▶ **Task data**:
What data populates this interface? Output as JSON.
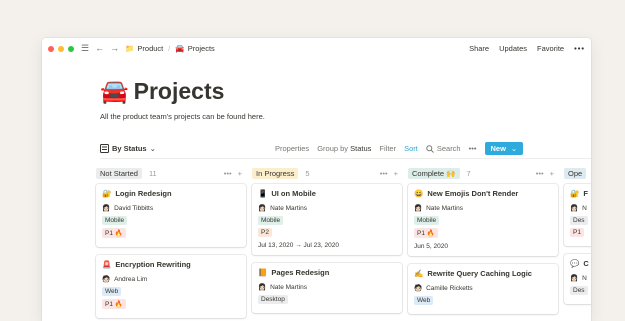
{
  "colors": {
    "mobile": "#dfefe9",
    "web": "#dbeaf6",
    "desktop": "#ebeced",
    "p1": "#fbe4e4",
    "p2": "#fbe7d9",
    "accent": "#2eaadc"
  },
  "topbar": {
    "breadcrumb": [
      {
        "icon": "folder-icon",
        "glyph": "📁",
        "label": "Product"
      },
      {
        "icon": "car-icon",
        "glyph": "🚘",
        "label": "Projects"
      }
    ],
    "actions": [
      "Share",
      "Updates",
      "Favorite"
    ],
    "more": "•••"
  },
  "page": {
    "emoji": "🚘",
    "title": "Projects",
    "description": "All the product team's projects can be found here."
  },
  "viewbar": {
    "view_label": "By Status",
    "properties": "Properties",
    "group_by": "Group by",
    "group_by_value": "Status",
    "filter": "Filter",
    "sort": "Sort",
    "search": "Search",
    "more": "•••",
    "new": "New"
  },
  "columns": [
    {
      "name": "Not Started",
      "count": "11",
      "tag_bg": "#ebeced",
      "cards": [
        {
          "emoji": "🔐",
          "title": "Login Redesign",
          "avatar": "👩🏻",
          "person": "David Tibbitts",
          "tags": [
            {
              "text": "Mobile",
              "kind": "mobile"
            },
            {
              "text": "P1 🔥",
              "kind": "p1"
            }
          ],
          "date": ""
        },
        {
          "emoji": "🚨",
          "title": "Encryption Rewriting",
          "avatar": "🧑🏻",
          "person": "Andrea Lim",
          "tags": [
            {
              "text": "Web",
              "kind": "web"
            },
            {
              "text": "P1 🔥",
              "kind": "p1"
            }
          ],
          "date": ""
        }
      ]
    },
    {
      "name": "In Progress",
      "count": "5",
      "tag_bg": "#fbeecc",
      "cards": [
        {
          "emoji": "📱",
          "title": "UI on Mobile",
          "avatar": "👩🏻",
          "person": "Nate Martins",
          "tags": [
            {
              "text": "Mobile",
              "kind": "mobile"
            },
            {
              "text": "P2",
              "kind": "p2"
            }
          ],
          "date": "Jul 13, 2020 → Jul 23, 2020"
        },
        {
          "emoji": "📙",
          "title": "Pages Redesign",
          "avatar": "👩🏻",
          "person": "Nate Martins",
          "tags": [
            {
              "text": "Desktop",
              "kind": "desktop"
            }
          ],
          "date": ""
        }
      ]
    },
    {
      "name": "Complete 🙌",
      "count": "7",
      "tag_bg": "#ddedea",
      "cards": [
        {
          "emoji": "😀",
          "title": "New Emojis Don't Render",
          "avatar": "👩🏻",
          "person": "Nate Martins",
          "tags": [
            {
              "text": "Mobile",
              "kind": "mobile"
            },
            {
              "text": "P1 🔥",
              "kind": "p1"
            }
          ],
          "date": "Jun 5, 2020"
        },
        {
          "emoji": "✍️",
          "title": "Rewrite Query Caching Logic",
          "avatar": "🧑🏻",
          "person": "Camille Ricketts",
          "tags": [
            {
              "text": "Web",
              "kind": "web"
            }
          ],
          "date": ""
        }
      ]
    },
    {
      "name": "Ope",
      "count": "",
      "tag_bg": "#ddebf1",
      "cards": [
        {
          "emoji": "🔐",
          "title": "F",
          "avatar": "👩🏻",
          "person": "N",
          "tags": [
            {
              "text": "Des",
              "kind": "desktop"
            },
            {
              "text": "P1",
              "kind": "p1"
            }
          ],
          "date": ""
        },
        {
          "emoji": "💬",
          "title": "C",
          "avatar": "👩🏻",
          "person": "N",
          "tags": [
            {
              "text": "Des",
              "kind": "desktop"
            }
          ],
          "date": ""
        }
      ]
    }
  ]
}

--

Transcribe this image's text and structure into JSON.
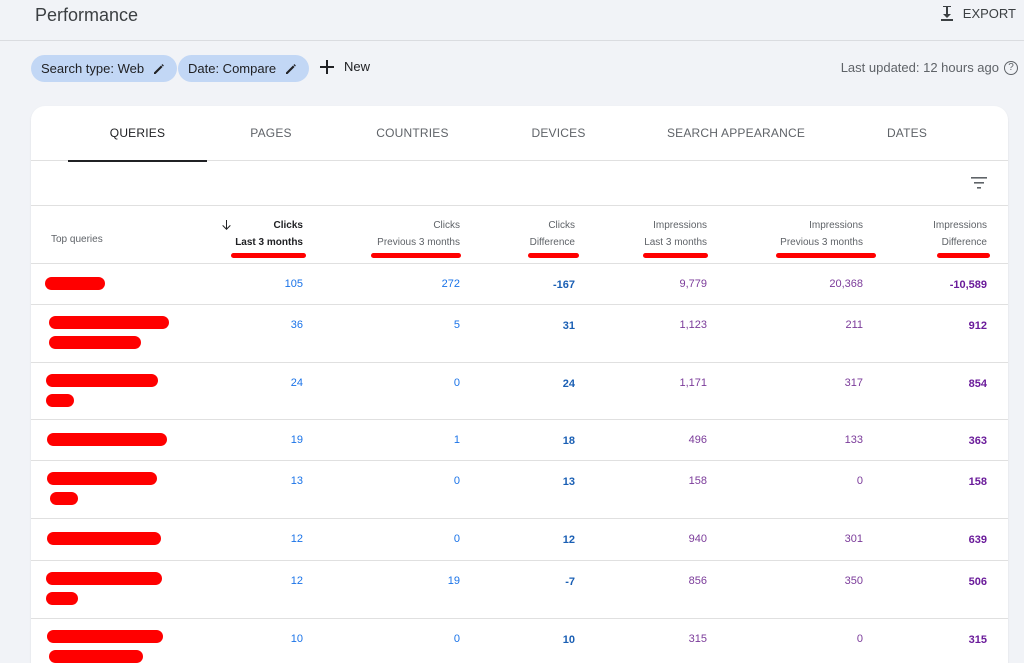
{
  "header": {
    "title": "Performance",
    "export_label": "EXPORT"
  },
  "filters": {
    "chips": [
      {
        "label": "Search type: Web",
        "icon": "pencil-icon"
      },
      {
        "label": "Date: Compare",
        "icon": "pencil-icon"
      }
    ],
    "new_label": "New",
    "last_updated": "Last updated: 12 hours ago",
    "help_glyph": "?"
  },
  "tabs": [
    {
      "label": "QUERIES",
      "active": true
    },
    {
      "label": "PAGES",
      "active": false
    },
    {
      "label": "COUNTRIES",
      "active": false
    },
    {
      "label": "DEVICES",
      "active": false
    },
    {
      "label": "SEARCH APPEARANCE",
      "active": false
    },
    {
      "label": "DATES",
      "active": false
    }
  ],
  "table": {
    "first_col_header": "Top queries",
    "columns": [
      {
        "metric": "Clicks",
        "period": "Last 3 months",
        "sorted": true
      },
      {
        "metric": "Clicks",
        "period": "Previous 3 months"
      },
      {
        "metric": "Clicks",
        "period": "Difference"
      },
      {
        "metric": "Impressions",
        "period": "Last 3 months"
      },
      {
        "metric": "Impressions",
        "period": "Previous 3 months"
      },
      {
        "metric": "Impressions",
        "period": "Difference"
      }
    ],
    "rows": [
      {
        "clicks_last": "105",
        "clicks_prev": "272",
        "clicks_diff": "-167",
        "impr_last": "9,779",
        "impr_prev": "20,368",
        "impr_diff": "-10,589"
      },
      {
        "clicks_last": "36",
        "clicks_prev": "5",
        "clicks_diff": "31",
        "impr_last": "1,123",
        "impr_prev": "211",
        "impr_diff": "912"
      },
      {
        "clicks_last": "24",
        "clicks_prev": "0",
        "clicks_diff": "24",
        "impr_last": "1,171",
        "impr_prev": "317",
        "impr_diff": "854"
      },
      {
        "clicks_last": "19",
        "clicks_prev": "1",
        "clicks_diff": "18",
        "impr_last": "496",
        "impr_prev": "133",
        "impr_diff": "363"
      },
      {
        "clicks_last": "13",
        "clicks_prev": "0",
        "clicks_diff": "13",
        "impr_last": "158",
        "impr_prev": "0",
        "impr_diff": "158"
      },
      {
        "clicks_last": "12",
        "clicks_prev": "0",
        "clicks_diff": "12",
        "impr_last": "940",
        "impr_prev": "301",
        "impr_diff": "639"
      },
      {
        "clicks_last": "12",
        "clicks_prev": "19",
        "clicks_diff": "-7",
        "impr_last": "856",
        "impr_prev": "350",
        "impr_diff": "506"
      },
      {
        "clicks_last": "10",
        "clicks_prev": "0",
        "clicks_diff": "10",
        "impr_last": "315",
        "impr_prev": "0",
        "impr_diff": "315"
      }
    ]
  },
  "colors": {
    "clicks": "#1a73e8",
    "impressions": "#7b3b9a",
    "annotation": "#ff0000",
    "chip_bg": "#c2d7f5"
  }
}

▶ **Short task**: What is the number of lines in the data that hold the string "months"? Answer with the number only.

▶ **Result of this task**: 4